* What you need to do
Copy every entry exactly as given, minus the images.

(Data items)

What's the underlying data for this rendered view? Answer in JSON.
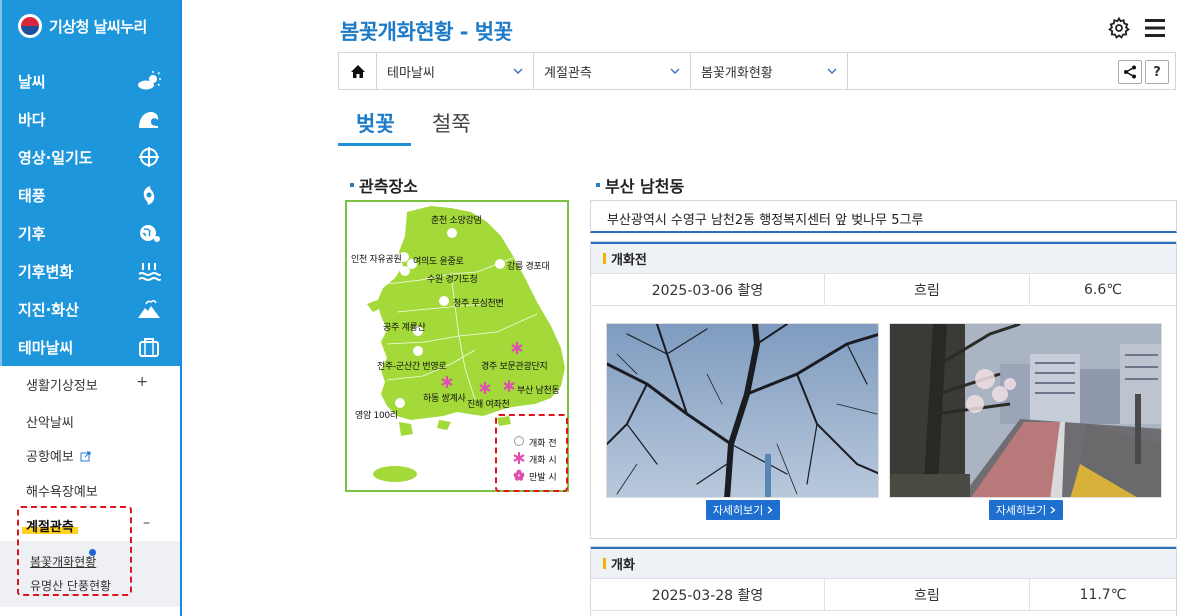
{
  "app": {
    "logo_text": "기상청 날씨누리",
    "colors": {
      "brand_blue": "#1e96dc",
      "title_blue": "#1d7bc8",
      "accent_yellow": "#ffd21e",
      "annotation_red": "#e0141e",
      "map_green": "#a4d93a"
    }
  },
  "sidebar": {
    "menu": [
      {
        "label": "날씨",
        "icon": "sun-cloud-icon"
      },
      {
        "label": "바다",
        "icon": "wave-icon"
      },
      {
        "label": "영상·일기도",
        "icon": "satellite-icon"
      },
      {
        "label": "태풍",
        "icon": "typhoon-icon"
      },
      {
        "label": "기후",
        "icon": "globe-icon"
      },
      {
        "label": "기후변화",
        "icon": "heat-wave-icon"
      },
      {
        "label": "지진·화산",
        "icon": "volcano-icon"
      },
      {
        "label": "테마날씨",
        "icon": "briefcase-icon"
      }
    ],
    "sub": {
      "life": "생활기상정보",
      "life_toggle": "+",
      "mountain": "산악날씨",
      "airport": "공항예보",
      "beach": "해수욕장예보",
      "season": "계절관측",
      "season_toggle": "–",
      "blossom": "봄꽃개화현황",
      "foliage": "유명산 단풍현황"
    }
  },
  "header": {
    "title": "봄꽃개화현황 - 벚꽃",
    "settings_icon": "gear-icon",
    "menu_icon": "hamburger-icon"
  },
  "breadcrumb": {
    "items": [
      "테마날씨",
      "계절관측",
      "봄꽃개화현황"
    ],
    "help_label": "?"
  },
  "tabs": [
    {
      "label": "벚꽃",
      "active": true
    },
    {
      "label": "철쭉",
      "active": false
    }
  ],
  "map": {
    "section_title": "관측장소",
    "locations": {
      "chuncheon": "춘천 소양강댐",
      "incheon": "인천 자유공원",
      "yeouido": "여의도 윤중로",
      "suwon": "수원 경기도청",
      "gangneung": "강릉 경포대",
      "cheongju": "청주 무심천변",
      "gongju": "공주 계룡산",
      "jeonju": "전주-군산간 번영로",
      "gyeongju": "경주 보문관광단지",
      "hadong": "하동 쌍계사",
      "busan": "부산 남천동",
      "jinhae": "진해 여좌천",
      "yeongam": "영암 100리"
    },
    "legend": {
      "before": "개화 전",
      "bloom": "개화 시",
      "full": "만발 시"
    }
  },
  "station": {
    "title": "부산 남천동",
    "address": "부산광역시 수영구 남천2동 행정복지센터 앞 벚나무 5그루",
    "cards": [
      {
        "heading": "개화전",
        "date": "2025-03-06 촬영",
        "weather": "흐림",
        "temp": "6.6℃",
        "detail_label": "자세히보기"
      },
      {
        "heading": "개화",
        "date": "2025-03-28 촬영",
        "weather": "흐림",
        "temp": "11.7℃"
      }
    ]
  }
}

* Correct result
What's the underlying data for this rendered view? Answer in JSON.
{
  "app": {
    "logo_text": "기상청 날씨누리",
    "colors": {
      "brand_blue": "#1e96dc",
      "title_blue": "#1d7bc8",
      "accent_yellow": "#ffd21e",
      "annotation_red": "#e0141e",
      "map_green": "#a4d93a"
    }
  },
  "sidebar": {
    "menu": [
      {
        "label": "날씨",
        "icon": "sun-cloud-icon"
      },
      {
        "label": "바다",
        "icon": "wave-icon"
      },
      {
        "label": "영상·일기도",
        "icon": "satellite-icon"
      },
      {
        "label": "태풍",
        "icon": "typhoon-icon"
      },
      {
        "label": "기후",
        "icon": "globe-icon"
      },
      {
        "label": "기후변화",
        "icon": "heat-wave-icon"
      },
      {
        "label": "지진·화산",
        "icon": "volcano-icon"
      },
      {
        "label": "테마날씨",
        "icon": "briefcase-icon"
      }
    ],
    "sub": {
      "life": "생활기상정보",
      "life_toggle": "+",
      "mountain": "산악날씨",
      "airport": "공항예보",
      "beach": "해수욕장예보",
      "season": "계절관측",
      "season_toggle": "–",
      "blossom": "봄꽃개화현황",
      "foliage": "유명산 단풍현황"
    }
  },
  "header": {
    "title": "봄꽃개화현황 - 벚꽃",
    "settings_icon": "gear-icon",
    "menu_icon": "hamburger-icon"
  },
  "breadcrumb": {
    "items": [
      "테마날씨",
      "계절관측",
      "봄꽃개화현황"
    ],
    "help_label": "?"
  },
  "tabs": [
    {
      "label": "벚꽃",
      "active": true
    },
    {
      "label": "철쭉",
      "active": false
    }
  ],
  "map": {
    "section_title": "관측장소",
    "locations": {
      "chuncheon": "춘천 소양강댐",
      "incheon": "인천 자유공원",
      "yeouido": "여의도 윤중로",
      "suwon": "수원 경기도청",
      "gangneung": "강릉 경포대",
      "cheongju": "청주 무심천변",
      "gongju": "공주 계룡산",
      "jeonju": "전주-군산간 번영로",
      "gyeongju": "경주 보문관광단지",
      "hadong": "하동 쌍계사",
      "busan": "부산 남천동",
      "jinhae": "진해 여좌천",
      "yeongam": "영암 100리"
    },
    "legend": {
      "before": "개화 전",
      "bloom": "개화 시",
      "full": "만발 시"
    }
  },
  "station": {
    "title": "부산 남천동",
    "address": "부산광역시 수영구 남천2동 행정복지센터 앞 벚나무 5그루",
    "cards": [
      {
        "heading": "개화전",
        "date": "2025-03-06 촬영",
        "weather": "흐림",
        "temp": "6.6℃",
        "detail_label": "자세히보기"
      },
      {
        "heading": "개화",
        "date": "2025-03-28 촬영",
        "weather": "흐림",
        "temp": "11.7℃"
      }
    ]
  }
}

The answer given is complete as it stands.